Record set:
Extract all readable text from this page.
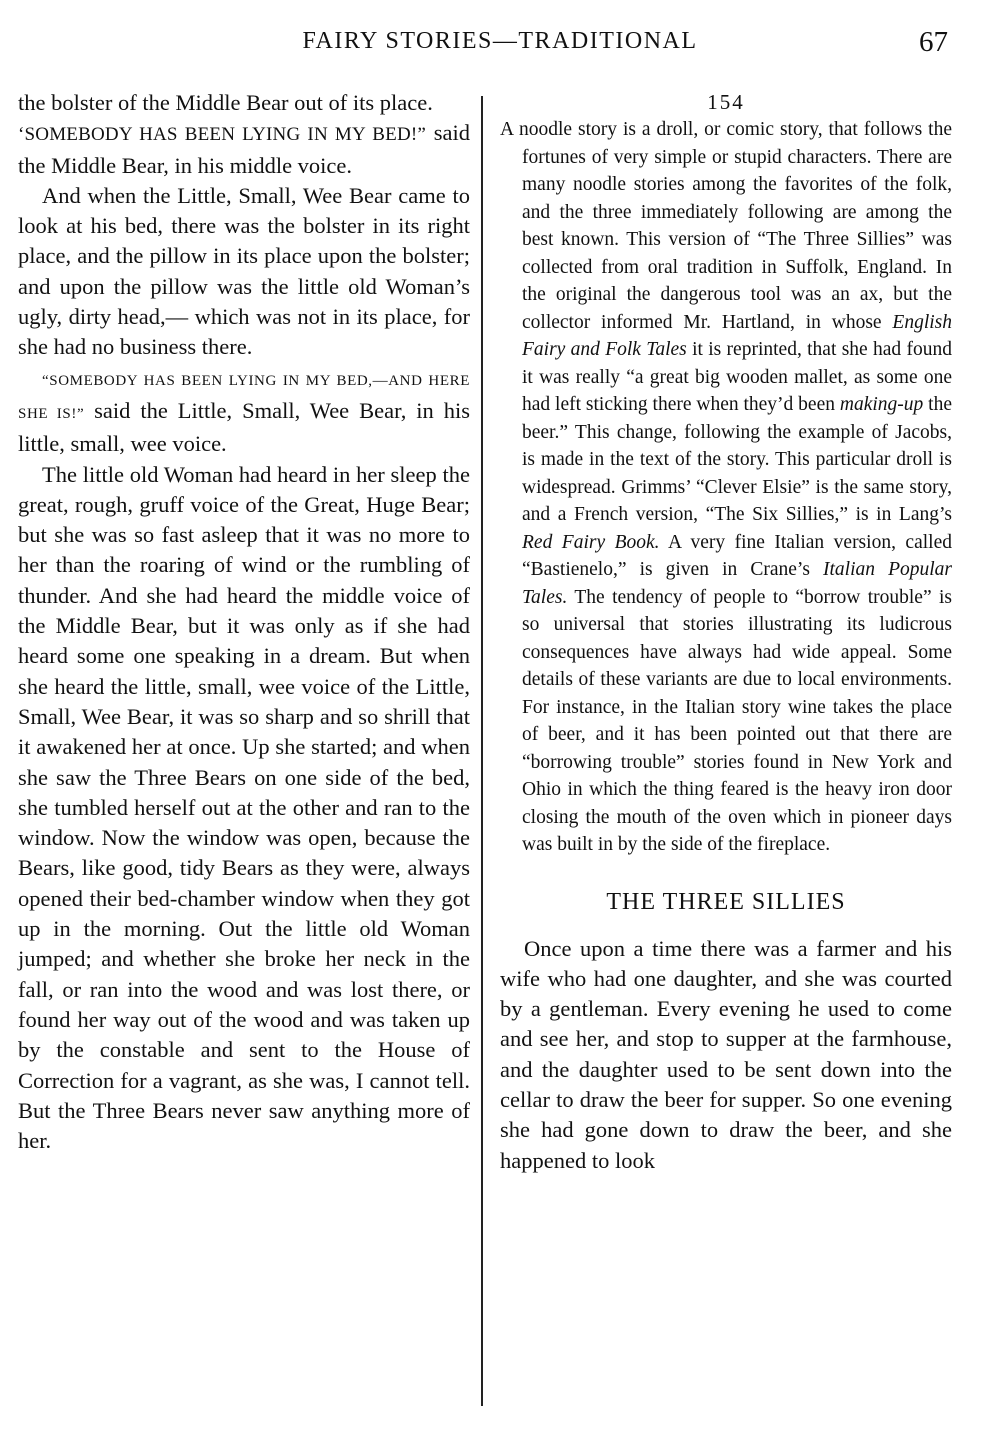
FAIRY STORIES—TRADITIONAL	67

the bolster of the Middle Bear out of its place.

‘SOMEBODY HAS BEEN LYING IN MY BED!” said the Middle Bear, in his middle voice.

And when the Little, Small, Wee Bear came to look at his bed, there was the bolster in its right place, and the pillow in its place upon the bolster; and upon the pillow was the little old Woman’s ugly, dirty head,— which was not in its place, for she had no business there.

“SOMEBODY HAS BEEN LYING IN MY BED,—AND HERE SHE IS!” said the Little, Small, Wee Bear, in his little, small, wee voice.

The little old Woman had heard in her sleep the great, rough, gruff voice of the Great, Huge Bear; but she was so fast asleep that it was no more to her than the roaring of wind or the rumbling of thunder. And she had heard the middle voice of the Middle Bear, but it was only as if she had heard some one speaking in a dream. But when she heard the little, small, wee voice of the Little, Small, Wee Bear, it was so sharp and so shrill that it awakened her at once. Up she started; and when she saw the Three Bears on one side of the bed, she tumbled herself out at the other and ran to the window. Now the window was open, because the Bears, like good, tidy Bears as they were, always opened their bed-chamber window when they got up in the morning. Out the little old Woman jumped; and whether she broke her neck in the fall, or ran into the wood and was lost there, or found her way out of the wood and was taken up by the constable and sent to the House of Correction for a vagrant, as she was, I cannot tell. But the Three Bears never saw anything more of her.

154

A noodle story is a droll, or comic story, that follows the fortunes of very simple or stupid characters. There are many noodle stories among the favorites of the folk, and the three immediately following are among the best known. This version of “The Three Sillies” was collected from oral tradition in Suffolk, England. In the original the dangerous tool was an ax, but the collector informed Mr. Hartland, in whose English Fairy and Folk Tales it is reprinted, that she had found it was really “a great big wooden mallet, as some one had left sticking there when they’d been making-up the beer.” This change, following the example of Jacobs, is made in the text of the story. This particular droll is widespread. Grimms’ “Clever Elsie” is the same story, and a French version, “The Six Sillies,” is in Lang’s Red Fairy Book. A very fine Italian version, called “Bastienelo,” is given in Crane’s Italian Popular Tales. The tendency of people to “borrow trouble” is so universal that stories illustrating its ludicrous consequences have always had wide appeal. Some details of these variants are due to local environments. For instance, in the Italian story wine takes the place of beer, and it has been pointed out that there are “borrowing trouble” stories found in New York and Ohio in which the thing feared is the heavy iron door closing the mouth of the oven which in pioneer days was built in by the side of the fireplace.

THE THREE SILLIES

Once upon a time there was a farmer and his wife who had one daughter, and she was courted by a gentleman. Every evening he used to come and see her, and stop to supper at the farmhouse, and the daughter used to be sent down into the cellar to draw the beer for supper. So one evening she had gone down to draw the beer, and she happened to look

The exercise: The answer is one number: how many lines of the material above contain "bolster".

Output for this task: 2